Directions:
Quote every line of the data below as it stands, omitting pictures.

Given data:
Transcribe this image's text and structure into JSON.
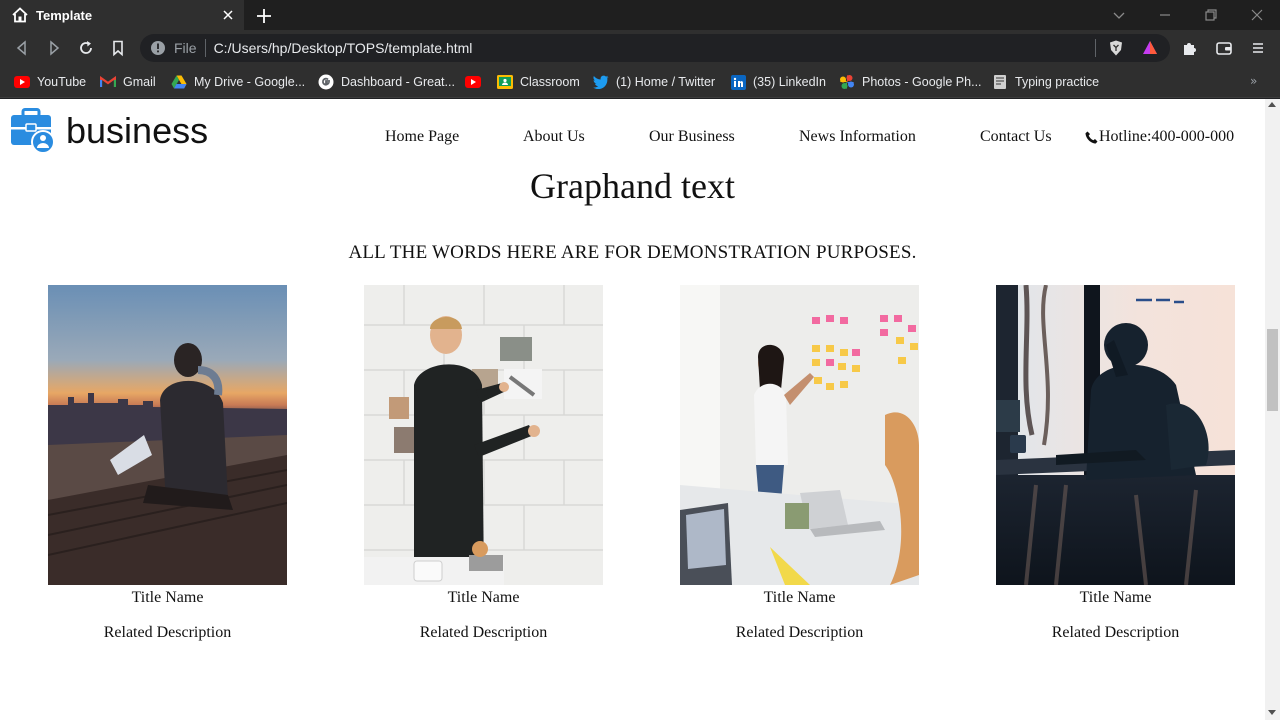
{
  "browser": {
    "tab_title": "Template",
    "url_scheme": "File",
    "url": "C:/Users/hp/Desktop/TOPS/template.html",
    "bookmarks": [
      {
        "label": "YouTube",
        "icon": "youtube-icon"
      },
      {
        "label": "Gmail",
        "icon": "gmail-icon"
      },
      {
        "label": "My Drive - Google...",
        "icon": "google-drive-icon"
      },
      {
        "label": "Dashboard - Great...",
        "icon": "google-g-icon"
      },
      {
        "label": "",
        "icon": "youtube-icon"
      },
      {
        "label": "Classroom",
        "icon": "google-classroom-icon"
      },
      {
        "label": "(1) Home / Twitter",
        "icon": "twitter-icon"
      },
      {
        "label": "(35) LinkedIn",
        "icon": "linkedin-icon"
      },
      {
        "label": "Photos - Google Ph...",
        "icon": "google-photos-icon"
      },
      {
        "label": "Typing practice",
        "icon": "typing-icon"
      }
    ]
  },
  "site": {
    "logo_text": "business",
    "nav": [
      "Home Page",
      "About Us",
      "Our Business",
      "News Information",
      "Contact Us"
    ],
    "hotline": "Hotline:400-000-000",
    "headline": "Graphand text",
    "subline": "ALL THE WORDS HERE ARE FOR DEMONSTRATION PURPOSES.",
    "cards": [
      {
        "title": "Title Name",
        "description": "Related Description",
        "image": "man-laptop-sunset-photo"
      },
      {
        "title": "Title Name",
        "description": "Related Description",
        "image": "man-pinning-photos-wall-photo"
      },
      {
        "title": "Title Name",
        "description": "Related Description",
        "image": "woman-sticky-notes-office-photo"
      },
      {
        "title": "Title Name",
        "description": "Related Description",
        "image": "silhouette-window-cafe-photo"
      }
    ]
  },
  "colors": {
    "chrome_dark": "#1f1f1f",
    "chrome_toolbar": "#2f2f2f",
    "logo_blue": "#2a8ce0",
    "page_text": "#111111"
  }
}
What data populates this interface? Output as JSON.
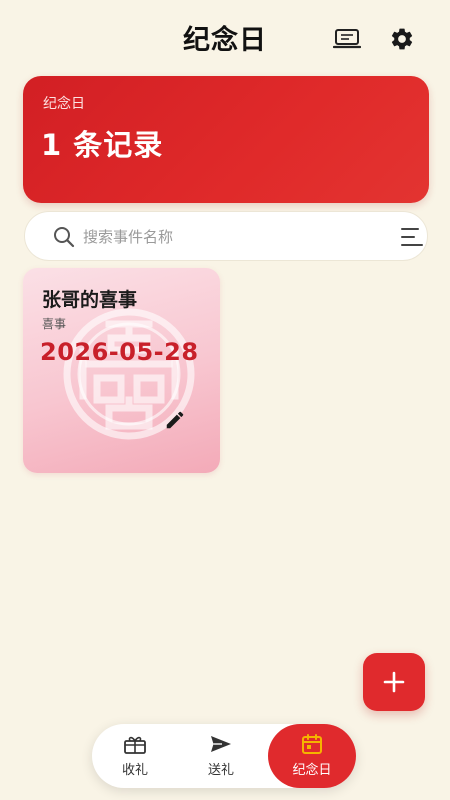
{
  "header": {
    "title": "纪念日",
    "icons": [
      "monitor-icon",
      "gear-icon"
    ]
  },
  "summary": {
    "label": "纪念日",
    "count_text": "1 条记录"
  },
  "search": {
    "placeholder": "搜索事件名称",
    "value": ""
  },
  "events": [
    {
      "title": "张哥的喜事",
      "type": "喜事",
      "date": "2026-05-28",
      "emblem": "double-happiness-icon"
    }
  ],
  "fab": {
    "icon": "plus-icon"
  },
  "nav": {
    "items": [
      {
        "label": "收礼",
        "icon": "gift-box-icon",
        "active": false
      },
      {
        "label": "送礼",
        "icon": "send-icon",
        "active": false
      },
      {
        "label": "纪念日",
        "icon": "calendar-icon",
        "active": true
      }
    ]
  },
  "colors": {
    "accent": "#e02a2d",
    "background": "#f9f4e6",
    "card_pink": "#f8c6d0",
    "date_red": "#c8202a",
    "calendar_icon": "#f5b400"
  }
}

Response to this task:
Transcribe this image's text and structure into JSON.
{
  "browser": {
    "tab_title": "Template",
    "url_scheme": "File",
    "url": "C:/Users/hp/Desktop/TOPS/template.html",
    "bookmarks": [
      {
        "label": "YouTube",
        "icon": "youtube-icon"
      },
      {
        "label": "Gmail",
        "icon": "gmail-icon"
      },
      {
        "label": "My Drive - Google...",
        "icon": "google-drive-icon"
      },
      {
        "label": "Dashboard - Great...",
        "icon": "google-g-icon"
      },
      {
        "label": "",
        "icon": "youtube-icon"
      },
      {
        "label": "Classroom",
        "icon": "google-classroom-icon"
      },
      {
        "label": "(1) Home / Twitter",
        "icon": "twitter-icon"
      },
      {
        "label": "(35) LinkedIn",
        "icon": "linkedin-icon"
      },
      {
        "label": "Photos - Google Ph...",
        "icon": "google-photos-icon"
      },
      {
        "label": "Typing practice",
        "icon": "typing-icon"
      }
    ]
  },
  "site": {
    "logo_text": "business",
    "nav": [
      "Home Page",
      "About Us",
      "Our Business",
      "News Information",
      "Contact Us"
    ],
    "hotline": "Hotline:400-000-000",
    "headline": "Graphand text",
    "subline": "ALL THE WORDS HERE ARE FOR DEMONSTRATION PURPOSES.",
    "cards": [
      {
        "title": "Title Name",
        "description": "Related Description",
        "image": "man-laptop-sunset-photo"
      },
      {
        "title": "Title Name",
        "description": "Related Description",
        "image": "man-pinning-photos-wall-photo"
      },
      {
        "title": "Title Name",
        "description": "Related Description",
        "image": "woman-sticky-notes-office-photo"
      },
      {
        "title": "Title Name",
        "description": "Related Description",
        "image": "silhouette-window-cafe-photo"
      }
    ]
  },
  "colors": {
    "chrome_dark": "#1f1f1f",
    "chrome_toolbar": "#2f2f2f",
    "logo_blue": "#2a8ce0",
    "page_text": "#111111"
  }
}
What data populates this interface? Output as JSON.
{
  "header": {
    "title": "纪念日",
    "icons": [
      "monitor-icon",
      "gear-icon"
    ]
  },
  "summary": {
    "label": "纪念日",
    "count_text": "1 条记录"
  },
  "search": {
    "placeholder": "搜索事件名称",
    "value": ""
  },
  "events": [
    {
      "title": "张哥的喜事",
      "type": "喜事",
      "date": "2026-05-28",
      "emblem": "double-happiness-icon"
    }
  ],
  "fab": {
    "icon": "plus-icon"
  },
  "nav": {
    "items": [
      {
        "label": "收礼",
        "icon": "gift-box-icon",
        "active": false
      },
      {
        "label": "送礼",
        "icon": "send-icon",
        "active": false
      },
      {
        "label": "纪念日",
        "icon": "calendar-icon",
        "active": true
      }
    ]
  },
  "colors": {
    "accent": "#e02a2d",
    "background": "#f9f4e6",
    "card_pink": "#f8c6d0",
    "date_red": "#c8202a",
    "calendar_icon": "#f5b400"
  }
}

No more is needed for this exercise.